[Dataset items]
□ □ □ □ □ □ □
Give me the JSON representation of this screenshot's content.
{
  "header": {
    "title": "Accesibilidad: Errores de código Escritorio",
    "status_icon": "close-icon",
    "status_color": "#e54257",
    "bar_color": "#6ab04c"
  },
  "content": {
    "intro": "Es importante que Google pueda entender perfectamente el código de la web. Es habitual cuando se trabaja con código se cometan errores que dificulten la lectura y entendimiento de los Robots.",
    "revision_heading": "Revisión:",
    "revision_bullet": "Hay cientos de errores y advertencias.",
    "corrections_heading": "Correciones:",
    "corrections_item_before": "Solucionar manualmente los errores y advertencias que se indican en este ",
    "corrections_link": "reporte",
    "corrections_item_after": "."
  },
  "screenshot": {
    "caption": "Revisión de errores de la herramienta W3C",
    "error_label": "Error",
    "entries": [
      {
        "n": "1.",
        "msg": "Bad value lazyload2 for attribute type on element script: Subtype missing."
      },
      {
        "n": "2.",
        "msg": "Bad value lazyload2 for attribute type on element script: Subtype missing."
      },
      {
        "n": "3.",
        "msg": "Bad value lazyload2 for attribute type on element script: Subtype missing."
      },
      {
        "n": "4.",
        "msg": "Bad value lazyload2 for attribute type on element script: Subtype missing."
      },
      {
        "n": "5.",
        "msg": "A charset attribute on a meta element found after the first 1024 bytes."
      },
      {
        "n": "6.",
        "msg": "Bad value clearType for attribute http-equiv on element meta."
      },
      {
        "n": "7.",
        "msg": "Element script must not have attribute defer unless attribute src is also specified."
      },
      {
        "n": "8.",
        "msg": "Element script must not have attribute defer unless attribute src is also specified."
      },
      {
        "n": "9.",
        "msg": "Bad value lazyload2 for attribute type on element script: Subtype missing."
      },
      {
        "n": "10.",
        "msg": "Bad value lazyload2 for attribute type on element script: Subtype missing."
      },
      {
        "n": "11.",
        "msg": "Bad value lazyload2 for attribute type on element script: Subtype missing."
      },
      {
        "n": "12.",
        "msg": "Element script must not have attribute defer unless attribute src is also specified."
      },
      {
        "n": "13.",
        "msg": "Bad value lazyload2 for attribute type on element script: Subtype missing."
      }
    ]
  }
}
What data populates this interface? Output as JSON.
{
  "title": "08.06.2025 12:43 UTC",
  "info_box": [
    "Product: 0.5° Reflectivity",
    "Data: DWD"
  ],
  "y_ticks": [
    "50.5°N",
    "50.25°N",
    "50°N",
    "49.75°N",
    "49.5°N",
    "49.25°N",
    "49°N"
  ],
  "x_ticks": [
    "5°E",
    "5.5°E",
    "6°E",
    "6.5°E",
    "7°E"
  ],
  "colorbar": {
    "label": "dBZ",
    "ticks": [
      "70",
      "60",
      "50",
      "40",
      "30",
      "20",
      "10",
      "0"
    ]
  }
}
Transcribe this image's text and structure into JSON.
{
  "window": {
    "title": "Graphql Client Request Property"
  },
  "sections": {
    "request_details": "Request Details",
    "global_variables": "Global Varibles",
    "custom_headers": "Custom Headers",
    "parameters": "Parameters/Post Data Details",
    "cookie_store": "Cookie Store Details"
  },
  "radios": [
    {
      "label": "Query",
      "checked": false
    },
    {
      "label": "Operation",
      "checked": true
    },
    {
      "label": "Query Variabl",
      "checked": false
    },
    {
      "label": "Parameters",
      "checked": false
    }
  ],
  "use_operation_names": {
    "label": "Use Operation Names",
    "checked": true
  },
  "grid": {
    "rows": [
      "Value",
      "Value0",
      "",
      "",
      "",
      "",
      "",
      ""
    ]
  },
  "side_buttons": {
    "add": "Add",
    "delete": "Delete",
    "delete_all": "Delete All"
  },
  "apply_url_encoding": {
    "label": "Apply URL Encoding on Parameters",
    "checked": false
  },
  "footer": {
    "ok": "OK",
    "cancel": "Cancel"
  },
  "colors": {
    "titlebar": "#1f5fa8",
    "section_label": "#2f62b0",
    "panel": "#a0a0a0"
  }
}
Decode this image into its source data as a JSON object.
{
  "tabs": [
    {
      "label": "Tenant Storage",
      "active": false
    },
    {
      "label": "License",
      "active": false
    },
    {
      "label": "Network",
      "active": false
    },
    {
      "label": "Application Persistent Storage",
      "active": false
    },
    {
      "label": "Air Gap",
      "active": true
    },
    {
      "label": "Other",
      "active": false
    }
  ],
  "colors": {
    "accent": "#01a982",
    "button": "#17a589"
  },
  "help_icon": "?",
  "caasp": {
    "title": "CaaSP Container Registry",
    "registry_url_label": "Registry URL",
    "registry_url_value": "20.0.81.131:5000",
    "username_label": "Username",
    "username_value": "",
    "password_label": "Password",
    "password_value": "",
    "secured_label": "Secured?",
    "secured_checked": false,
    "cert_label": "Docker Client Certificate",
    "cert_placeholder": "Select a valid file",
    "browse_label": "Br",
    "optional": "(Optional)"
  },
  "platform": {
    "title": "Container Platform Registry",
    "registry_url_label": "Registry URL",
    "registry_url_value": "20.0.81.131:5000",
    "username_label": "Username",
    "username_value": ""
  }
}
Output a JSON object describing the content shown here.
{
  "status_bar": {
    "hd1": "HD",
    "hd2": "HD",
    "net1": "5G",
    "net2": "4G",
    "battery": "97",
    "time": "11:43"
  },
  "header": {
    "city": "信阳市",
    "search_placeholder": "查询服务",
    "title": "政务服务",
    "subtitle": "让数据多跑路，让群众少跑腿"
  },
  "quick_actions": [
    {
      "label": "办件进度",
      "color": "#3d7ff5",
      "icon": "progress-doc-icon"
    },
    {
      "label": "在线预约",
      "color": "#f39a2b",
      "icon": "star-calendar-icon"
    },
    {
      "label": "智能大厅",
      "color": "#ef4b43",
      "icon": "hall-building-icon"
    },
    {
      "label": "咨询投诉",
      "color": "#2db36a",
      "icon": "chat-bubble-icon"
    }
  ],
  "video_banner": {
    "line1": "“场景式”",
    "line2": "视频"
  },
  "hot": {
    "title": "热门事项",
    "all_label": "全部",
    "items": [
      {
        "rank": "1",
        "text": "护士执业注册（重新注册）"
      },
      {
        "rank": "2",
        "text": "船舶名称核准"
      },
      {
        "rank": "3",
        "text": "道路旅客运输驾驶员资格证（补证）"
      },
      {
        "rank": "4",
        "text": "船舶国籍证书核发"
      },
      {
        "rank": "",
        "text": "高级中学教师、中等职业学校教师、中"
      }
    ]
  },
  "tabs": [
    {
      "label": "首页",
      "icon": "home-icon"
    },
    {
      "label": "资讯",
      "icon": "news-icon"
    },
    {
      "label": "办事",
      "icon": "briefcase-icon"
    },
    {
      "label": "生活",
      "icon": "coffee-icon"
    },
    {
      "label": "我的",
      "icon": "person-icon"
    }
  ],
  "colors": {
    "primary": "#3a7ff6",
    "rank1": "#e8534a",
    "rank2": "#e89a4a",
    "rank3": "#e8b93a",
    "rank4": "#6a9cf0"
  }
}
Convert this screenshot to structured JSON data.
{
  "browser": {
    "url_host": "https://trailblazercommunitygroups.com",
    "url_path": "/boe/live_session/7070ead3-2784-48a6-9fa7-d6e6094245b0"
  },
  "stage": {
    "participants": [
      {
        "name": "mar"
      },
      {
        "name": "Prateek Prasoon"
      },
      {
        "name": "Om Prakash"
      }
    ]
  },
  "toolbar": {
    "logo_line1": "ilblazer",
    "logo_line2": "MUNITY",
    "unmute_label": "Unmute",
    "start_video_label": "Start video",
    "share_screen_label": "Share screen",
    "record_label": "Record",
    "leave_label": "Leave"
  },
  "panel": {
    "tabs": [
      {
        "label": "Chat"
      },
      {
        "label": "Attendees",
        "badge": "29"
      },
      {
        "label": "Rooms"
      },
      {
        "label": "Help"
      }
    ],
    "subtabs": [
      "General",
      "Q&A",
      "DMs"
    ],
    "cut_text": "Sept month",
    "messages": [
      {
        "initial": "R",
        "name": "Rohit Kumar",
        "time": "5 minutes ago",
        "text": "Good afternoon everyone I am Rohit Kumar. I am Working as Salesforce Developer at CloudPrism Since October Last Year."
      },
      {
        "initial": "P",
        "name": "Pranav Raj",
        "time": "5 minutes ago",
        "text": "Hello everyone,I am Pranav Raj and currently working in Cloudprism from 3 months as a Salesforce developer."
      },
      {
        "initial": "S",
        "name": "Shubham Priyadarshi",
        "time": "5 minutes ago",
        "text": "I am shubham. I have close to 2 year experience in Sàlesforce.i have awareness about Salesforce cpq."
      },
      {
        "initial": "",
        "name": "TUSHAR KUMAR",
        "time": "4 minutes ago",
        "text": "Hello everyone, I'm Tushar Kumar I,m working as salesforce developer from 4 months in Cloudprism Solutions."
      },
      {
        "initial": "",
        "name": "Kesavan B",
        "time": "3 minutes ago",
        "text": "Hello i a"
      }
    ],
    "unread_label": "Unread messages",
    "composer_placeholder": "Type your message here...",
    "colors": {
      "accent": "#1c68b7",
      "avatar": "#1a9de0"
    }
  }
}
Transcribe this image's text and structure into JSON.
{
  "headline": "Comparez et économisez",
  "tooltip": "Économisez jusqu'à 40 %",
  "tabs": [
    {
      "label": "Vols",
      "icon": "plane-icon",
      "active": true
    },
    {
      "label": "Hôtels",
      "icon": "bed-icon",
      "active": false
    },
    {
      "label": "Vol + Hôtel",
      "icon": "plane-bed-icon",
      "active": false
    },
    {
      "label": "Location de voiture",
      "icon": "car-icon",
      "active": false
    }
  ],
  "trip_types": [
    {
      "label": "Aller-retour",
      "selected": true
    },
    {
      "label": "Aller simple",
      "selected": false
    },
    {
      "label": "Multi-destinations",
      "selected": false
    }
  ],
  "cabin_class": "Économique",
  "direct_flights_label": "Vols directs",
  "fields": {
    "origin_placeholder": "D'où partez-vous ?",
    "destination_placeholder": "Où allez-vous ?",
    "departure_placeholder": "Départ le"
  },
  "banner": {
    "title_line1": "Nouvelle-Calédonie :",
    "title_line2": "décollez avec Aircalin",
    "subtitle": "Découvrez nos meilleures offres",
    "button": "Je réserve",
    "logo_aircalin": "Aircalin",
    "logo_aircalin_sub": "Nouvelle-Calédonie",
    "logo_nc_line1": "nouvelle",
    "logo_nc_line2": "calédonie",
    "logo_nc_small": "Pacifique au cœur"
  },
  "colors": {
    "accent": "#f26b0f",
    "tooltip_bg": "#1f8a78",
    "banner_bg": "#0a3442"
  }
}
□ □ □ □ □ □ □
== DO THIS ==
Report how many lines in the entries hold the string "here". Nothing but the number is wanted.

== WRITTEN RESPONSE ==
2